● WRITTEN INSTRUCTION
Omit the pictures and output every entry below exactly as written.

● EXTRACTED INFORMATION
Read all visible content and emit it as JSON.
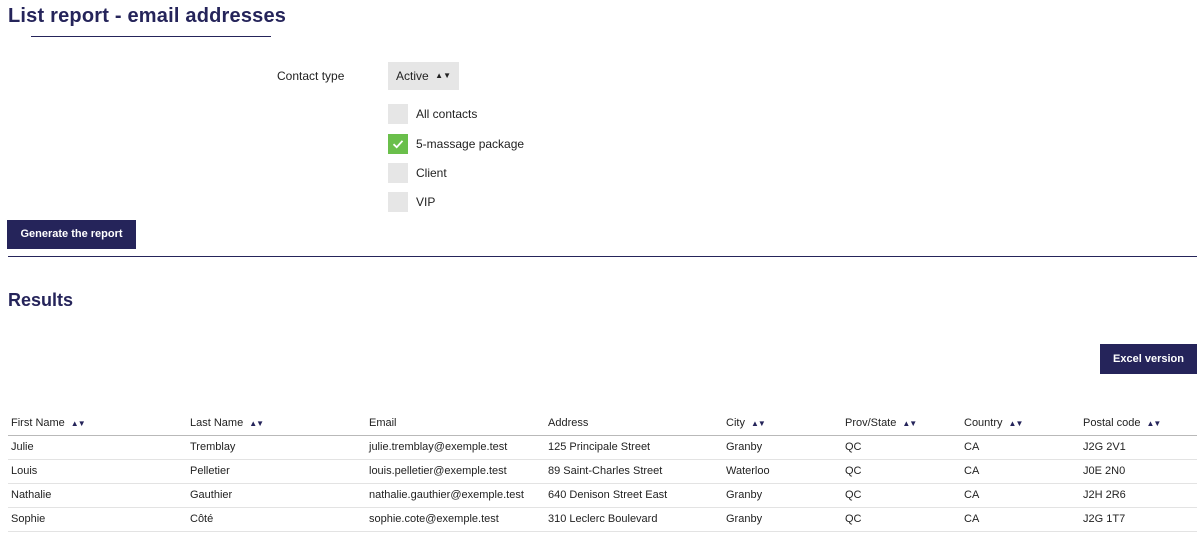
{
  "page": {
    "title": "List report - email addresses"
  },
  "filters": {
    "contact_type_label": "Contact type",
    "contact_type_value": "Active",
    "checkboxes": [
      {
        "label": "All contacts",
        "checked": false
      },
      {
        "label": "5-massage package",
        "checked": true
      },
      {
        "label": "Client",
        "checked": false
      },
      {
        "label": "VIP",
        "checked": false
      }
    ],
    "generate_label": "Generate the report"
  },
  "results": {
    "heading": "Results",
    "excel_label": "Excel version",
    "columns": [
      {
        "label": "First Name",
        "sortable": true
      },
      {
        "label": "Last Name",
        "sortable": true
      },
      {
        "label": "Email",
        "sortable": false
      },
      {
        "label": "Address",
        "sortable": false
      },
      {
        "label": "City",
        "sortable": true
      },
      {
        "label": "Prov/State",
        "sortable": true
      },
      {
        "label": "Country",
        "sortable": true
      },
      {
        "label": "Postal code",
        "sortable": true
      }
    ],
    "rows": [
      [
        "Julie",
        "Tremblay",
        "julie.tremblay@exemple.test",
        "125 Principale Street",
        "Granby",
        "QC",
        "CA",
        "J2G 2V1"
      ],
      [
        "Louis",
        "Pelletier",
        "louis.pelletier@exemple.test",
        "89 Saint-Charles Street",
        "Waterloo",
        "QC",
        "CA",
        "J0E 2N0"
      ],
      [
        "Nathalie",
        "Gauthier",
        "nathalie.gauthier@exemple.test",
        "640 Denison Street East",
        "Granby",
        "QC",
        "CA",
        "J2H 2R6"
      ],
      [
        "Sophie",
        "Côté",
        "sophie.cote@exemple.test",
        "310 Leclerc Boulevard",
        "Granby",
        "QC",
        "CA",
        "J2G 1T7"
      ]
    ]
  },
  "colors": {
    "primary": "#25245a",
    "checked": "#6abf4b",
    "field_bg": "#e6e6e6"
  },
  "icons": {
    "sort": "sort-up-down-icon",
    "select_arrows": "select-arrows-icon",
    "check": "check-icon"
  }
}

● FINAL RESULT
Read all visible content and emit it as JSON.
{
  "page": {
    "title": "List report - email addresses"
  },
  "filters": {
    "contact_type_label": "Contact type",
    "contact_type_value": "Active",
    "checkboxes": [
      {
        "label": "All contacts",
        "checked": false
      },
      {
        "label": "5-massage package",
        "checked": true
      },
      {
        "label": "Client",
        "checked": false
      },
      {
        "label": "VIP",
        "checked": false
      }
    ],
    "generate_label": "Generate the report"
  },
  "results": {
    "heading": "Results",
    "excel_label": "Excel version",
    "columns": [
      {
        "label": "First Name",
        "sortable": true
      },
      {
        "label": "Last Name",
        "sortable": true
      },
      {
        "label": "Email",
        "sortable": false
      },
      {
        "label": "Address",
        "sortable": false
      },
      {
        "label": "City",
        "sortable": true
      },
      {
        "label": "Prov/State",
        "sortable": true
      },
      {
        "label": "Country",
        "sortable": true
      },
      {
        "label": "Postal code",
        "sortable": true
      }
    ],
    "rows": [
      [
        "Julie",
        "Tremblay",
        "julie.tremblay@exemple.test",
        "125 Principale Street",
        "Granby",
        "QC",
        "CA",
        "J2G 2V1"
      ],
      [
        "Louis",
        "Pelletier",
        "louis.pelletier@exemple.test",
        "89 Saint-Charles Street",
        "Waterloo",
        "QC",
        "CA",
        "J0E 2N0"
      ],
      [
        "Nathalie",
        "Gauthier",
        "nathalie.gauthier@exemple.test",
        "640 Denison Street East",
        "Granby",
        "QC",
        "CA",
        "J2H 2R6"
      ],
      [
        "Sophie",
        "Côté",
        "sophie.cote@exemple.test",
        "310 Leclerc Boulevard",
        "Granby",
        "QC",
        "CA",
        "J2G 1T7"
      ]
    ]
  },
  "colors": {
    "primary": "#25245a",
    "checked": "#6abf4b",
    "field_bg": "#e6e6e6"
  },
  "icons": {
    "sort": "sort-up-down-icon",
    "select_arrows": "select-arrows-icon",
    "check": "check-icon"
  }
}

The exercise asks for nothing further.